◆ **Dataset items**
+++++
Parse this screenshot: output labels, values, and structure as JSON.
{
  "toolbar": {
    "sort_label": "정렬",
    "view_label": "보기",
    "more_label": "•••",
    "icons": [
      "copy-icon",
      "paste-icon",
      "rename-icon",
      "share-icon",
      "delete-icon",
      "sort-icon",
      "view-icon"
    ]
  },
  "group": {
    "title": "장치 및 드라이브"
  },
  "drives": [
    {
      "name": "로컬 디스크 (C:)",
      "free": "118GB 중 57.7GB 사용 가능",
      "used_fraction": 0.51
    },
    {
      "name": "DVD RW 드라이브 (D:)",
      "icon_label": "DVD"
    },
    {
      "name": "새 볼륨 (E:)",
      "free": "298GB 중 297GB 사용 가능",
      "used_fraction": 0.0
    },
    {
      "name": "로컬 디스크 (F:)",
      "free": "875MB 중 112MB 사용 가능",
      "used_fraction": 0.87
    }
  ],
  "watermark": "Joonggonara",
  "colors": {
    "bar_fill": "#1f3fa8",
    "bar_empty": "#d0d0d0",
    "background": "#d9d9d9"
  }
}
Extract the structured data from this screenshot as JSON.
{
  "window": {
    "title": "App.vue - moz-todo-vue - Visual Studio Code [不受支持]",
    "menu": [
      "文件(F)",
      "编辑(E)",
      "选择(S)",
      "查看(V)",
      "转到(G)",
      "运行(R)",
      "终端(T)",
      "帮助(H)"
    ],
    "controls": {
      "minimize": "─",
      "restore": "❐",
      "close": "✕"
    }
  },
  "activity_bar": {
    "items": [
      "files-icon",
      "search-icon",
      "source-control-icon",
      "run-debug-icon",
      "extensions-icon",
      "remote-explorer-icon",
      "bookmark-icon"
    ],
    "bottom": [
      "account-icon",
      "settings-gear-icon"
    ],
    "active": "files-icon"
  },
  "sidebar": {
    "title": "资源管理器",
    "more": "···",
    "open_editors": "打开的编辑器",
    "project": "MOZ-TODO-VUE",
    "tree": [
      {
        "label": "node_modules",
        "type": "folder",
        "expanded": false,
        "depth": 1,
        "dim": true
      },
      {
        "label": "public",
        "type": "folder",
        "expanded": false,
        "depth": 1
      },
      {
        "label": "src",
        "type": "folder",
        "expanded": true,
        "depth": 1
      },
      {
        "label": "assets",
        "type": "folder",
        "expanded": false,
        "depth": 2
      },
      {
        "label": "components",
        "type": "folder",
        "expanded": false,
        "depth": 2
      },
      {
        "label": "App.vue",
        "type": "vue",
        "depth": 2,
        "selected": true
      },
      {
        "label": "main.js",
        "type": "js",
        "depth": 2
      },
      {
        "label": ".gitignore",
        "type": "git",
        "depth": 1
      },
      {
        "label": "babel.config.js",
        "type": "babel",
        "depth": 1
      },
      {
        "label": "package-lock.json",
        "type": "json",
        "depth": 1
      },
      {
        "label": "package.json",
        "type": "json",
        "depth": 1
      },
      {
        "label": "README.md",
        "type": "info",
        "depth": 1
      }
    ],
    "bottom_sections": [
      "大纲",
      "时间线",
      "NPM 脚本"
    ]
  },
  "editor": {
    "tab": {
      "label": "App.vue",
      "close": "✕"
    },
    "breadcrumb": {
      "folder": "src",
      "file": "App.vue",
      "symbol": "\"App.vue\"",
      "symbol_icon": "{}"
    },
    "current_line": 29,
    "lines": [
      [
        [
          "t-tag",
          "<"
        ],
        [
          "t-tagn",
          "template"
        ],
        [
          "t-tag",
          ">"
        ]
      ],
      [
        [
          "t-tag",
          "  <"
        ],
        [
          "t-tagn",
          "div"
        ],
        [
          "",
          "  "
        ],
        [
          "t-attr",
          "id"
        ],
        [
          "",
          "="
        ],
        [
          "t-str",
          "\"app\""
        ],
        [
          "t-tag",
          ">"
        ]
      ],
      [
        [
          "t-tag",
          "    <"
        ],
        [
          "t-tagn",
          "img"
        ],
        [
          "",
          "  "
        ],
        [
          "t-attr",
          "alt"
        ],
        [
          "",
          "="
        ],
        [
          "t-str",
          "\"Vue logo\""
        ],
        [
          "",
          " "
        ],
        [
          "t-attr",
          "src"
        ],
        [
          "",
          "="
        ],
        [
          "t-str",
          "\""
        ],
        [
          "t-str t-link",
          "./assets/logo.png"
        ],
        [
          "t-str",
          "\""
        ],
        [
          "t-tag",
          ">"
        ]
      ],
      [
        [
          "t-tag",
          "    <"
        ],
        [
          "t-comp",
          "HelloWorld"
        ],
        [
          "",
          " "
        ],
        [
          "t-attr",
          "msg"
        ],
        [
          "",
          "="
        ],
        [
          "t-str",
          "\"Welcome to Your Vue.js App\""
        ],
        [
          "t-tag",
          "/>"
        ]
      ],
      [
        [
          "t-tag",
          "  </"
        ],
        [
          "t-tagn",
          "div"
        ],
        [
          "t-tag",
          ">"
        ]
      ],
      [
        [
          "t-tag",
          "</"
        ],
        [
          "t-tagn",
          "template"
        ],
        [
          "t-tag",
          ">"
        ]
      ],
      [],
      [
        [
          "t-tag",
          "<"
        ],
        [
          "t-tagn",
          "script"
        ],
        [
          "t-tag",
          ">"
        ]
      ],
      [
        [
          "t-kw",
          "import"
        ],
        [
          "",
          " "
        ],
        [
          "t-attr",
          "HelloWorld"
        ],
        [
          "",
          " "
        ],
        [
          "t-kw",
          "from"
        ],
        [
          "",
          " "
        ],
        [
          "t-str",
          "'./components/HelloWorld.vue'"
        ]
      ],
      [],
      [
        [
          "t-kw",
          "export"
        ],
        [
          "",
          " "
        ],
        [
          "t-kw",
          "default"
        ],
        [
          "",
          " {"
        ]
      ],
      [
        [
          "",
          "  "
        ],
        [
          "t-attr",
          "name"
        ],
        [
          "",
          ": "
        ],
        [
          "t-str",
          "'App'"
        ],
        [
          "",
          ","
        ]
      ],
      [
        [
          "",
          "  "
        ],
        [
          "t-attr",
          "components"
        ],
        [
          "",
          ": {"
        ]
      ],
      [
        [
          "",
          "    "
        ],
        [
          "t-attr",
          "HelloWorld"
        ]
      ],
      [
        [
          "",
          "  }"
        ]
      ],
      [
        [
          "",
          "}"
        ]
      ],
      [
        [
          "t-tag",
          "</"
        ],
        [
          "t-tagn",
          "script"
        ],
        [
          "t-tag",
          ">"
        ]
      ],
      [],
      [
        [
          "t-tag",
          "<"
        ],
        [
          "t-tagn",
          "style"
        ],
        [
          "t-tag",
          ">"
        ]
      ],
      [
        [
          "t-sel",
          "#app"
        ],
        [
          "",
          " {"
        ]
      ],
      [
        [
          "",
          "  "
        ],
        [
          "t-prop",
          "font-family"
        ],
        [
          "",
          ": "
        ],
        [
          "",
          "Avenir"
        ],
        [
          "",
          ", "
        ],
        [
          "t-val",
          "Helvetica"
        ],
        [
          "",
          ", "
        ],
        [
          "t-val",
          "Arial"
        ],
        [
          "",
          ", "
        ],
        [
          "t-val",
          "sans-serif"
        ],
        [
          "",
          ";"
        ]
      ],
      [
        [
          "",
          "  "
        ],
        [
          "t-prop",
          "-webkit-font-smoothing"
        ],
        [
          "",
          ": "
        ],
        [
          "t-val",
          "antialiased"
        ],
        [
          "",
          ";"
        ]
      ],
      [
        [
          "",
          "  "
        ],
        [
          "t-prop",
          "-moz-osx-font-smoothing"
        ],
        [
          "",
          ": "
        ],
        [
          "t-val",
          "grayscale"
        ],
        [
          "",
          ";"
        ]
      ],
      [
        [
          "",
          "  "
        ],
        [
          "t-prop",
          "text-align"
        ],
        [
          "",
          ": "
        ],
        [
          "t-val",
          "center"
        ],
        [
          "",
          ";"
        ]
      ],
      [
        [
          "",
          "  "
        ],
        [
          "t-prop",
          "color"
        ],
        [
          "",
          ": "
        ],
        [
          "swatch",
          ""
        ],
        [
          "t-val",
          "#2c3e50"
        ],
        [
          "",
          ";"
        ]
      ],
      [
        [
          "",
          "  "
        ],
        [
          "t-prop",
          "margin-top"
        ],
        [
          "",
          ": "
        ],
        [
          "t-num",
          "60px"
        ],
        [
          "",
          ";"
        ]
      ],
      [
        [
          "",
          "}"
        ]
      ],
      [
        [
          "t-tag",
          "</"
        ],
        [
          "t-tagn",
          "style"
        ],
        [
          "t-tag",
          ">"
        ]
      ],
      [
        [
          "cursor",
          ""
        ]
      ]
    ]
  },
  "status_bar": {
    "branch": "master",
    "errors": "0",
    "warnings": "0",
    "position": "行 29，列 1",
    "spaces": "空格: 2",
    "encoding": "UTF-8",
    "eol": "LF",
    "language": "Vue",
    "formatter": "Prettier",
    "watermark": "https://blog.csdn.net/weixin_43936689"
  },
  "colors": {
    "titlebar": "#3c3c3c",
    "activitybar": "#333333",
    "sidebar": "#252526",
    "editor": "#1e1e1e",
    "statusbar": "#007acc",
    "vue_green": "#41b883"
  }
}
+++++
◆ **GOAL**
Copy each line holding the word "free" from the listing above.

◆ **ANSWER TO THE PROBLEM**
      "free": "118GB 중 57.7GB 사용 가능",
      "free": "298GB 중 297GB 사용 가능",
      "free": "875MB 중 112MB 사용 가능",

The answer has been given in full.